**Task directions**
Arrange the lines from the one holding "table-row[interactable]: Template 18template18true" through the one holding "row-checkbox[interactable] — [144, 774, 158, 788]", inclusive, as a Markdown table with the columns Row and Line, omitting any blank lines.

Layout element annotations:

---

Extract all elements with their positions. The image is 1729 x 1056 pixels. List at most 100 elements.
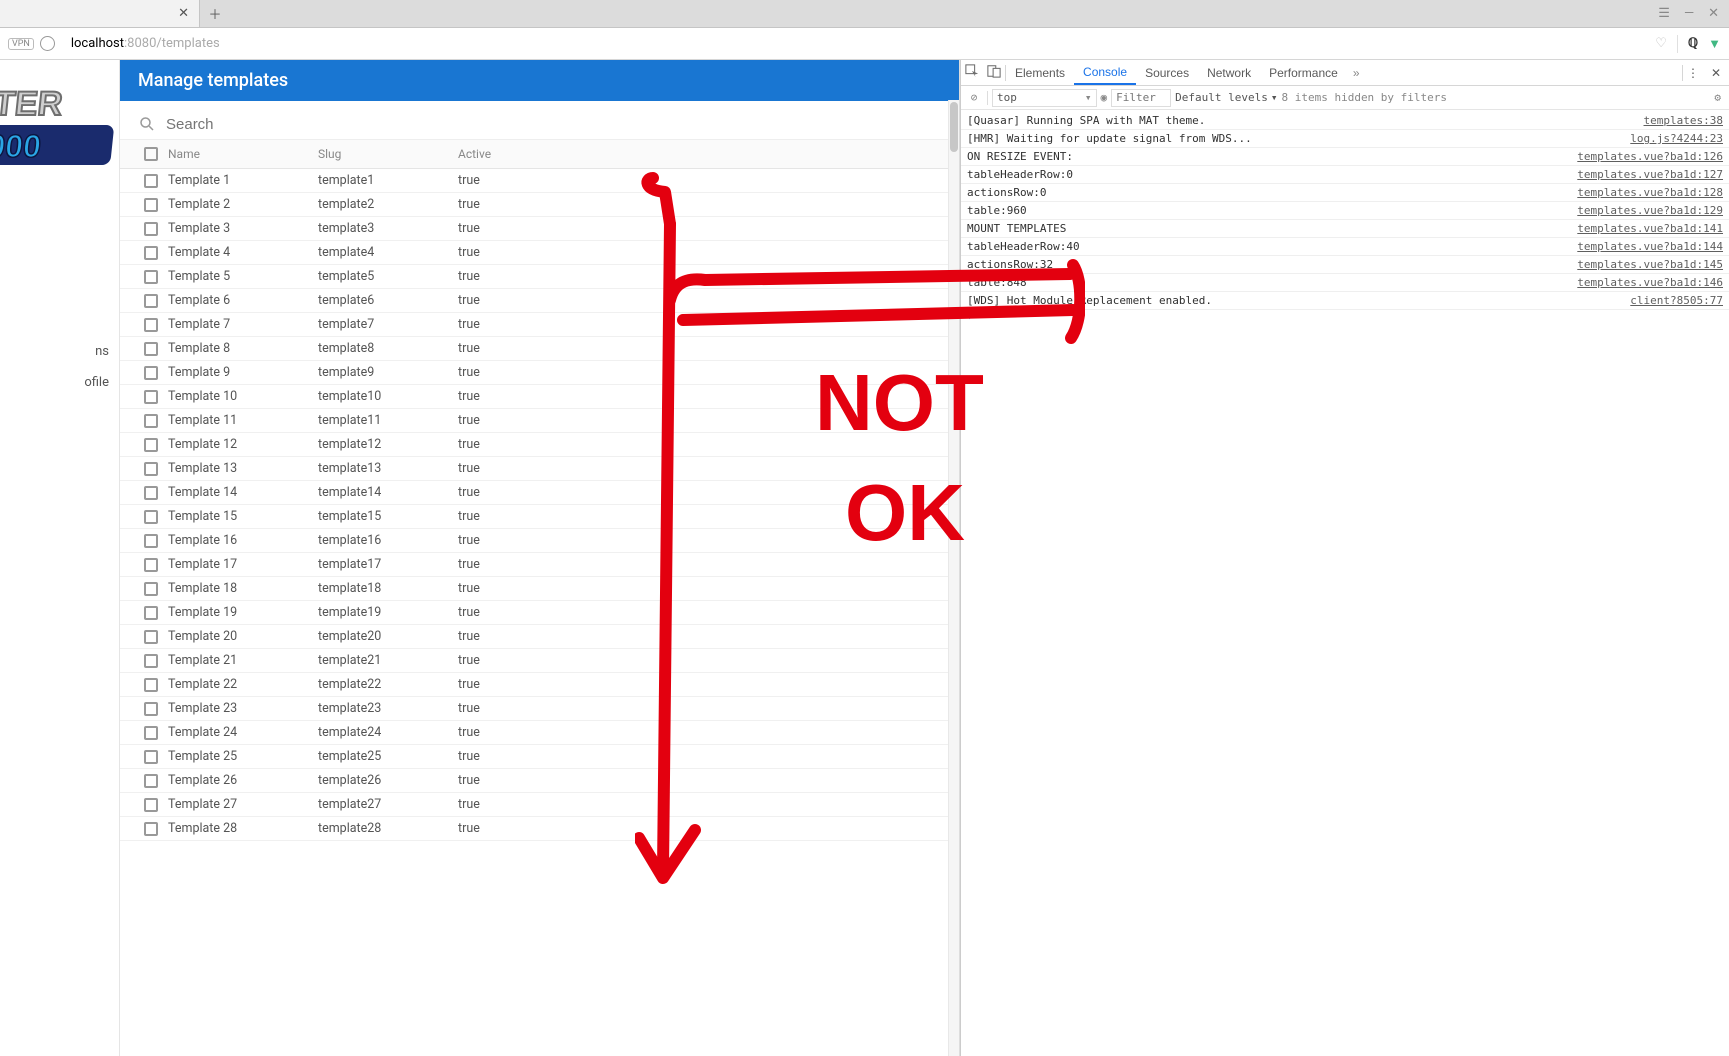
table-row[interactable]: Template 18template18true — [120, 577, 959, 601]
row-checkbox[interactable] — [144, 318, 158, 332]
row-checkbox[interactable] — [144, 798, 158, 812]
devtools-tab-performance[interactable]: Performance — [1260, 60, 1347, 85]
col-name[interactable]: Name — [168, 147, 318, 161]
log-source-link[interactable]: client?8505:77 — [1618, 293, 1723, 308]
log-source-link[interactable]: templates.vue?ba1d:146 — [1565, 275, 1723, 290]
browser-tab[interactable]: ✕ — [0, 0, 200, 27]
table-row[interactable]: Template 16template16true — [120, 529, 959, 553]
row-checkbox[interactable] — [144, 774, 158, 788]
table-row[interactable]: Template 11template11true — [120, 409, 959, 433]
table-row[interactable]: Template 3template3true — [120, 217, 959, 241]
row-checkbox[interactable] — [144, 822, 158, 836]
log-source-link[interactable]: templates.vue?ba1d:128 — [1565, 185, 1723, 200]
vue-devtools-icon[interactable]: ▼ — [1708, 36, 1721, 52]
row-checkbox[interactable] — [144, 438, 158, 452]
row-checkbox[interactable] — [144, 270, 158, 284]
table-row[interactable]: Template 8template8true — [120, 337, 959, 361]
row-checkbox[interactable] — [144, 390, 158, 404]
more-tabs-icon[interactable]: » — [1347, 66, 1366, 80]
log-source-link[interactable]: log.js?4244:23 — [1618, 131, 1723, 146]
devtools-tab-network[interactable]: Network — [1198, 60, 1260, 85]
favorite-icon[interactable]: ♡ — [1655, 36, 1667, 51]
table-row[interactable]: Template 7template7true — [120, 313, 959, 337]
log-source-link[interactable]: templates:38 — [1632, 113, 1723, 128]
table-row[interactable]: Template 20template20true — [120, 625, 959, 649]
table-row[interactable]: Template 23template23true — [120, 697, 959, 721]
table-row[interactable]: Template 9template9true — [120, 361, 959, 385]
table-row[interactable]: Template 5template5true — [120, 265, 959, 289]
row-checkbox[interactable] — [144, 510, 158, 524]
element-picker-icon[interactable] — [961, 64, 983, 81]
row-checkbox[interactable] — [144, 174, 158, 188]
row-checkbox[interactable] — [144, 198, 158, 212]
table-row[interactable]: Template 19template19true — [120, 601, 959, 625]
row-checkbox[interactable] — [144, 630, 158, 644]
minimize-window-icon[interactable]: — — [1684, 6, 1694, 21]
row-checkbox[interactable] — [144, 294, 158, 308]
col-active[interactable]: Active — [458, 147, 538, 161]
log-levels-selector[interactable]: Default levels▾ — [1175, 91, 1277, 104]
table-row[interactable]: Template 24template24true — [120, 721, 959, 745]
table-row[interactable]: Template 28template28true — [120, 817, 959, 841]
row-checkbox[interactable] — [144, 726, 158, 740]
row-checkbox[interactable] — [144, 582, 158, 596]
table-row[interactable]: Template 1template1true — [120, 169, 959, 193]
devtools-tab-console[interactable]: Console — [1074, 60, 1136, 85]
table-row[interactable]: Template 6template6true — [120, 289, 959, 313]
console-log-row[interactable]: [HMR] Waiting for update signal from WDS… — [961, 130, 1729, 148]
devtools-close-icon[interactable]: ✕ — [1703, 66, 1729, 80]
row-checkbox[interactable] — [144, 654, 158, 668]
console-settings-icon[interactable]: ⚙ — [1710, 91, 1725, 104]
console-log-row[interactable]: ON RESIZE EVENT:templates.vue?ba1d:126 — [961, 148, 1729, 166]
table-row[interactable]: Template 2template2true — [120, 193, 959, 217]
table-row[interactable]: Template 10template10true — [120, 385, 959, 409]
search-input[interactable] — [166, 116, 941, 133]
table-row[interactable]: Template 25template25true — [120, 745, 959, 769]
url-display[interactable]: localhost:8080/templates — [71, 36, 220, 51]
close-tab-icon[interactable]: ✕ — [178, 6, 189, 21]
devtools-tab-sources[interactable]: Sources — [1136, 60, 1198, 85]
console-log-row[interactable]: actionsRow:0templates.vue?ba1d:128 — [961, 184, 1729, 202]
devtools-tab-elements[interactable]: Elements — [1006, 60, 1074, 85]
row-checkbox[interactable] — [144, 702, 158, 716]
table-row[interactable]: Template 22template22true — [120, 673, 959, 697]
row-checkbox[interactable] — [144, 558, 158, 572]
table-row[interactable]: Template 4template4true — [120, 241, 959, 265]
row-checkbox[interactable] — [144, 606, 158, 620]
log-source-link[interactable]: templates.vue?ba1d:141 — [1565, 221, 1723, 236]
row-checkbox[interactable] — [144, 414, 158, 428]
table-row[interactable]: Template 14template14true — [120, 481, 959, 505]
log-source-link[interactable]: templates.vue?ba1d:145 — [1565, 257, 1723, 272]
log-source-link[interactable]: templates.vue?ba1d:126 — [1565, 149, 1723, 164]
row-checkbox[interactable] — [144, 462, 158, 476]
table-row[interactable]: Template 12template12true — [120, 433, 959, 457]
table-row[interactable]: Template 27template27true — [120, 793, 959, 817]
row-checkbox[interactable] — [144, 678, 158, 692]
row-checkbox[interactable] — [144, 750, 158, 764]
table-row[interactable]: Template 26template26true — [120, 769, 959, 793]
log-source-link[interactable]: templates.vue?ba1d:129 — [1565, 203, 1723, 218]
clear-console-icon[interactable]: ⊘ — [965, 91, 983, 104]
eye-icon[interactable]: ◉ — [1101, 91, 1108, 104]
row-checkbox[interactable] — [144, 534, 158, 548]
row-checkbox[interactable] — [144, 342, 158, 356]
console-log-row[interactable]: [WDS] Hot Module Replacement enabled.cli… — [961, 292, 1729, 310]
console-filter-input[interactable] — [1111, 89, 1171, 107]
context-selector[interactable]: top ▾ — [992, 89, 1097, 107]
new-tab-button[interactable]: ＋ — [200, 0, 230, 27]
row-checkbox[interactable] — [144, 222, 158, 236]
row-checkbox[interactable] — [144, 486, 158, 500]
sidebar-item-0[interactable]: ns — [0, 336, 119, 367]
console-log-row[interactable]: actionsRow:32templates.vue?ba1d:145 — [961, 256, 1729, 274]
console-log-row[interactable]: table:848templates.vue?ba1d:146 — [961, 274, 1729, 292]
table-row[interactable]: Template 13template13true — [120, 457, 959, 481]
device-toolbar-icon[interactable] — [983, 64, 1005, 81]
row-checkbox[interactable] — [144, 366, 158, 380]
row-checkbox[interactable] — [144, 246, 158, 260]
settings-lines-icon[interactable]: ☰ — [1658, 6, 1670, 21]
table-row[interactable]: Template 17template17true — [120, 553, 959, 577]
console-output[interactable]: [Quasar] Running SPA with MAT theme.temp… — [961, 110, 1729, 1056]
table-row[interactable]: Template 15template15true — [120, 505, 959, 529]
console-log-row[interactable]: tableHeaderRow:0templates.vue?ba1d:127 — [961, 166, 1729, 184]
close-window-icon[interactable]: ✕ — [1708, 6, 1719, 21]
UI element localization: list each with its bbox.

---

**Response to this exercise**
| Row | Line |
|---|---|
| 1 | table-row[interactable]: Template 18template18true — [120, 577, 959, 601] |
| 2 | row-checkbox[interactable] — [144, 318, 158, 332] |
| 3 | row-checkbox[interactable] — [144, 798, 158, 812] |
| 4 | devtools-tab-performance[interactable]: Performance — [1260, 60, 1347, 85] |
| 5 | col-name[interactable]: Name — [168, 147, 318, 161] |
| 6 | log-source-link[interactable]: client?8505:77 — [1618, 293, 1723, 308] |
| 7 | log-source-link[interactable]: templates.vue?ba1d:146 — [1565, 275, 1723, 290] |
| 8 | browser-tab[interactable]: ✕ — [0, 0, 200, 27] |
| 9 | table-row[interactable]: Template 16template16true — [120, 529, 959, 553] |
| 10 | row-checkbox[interactable] — [144, 774, 158, 788] |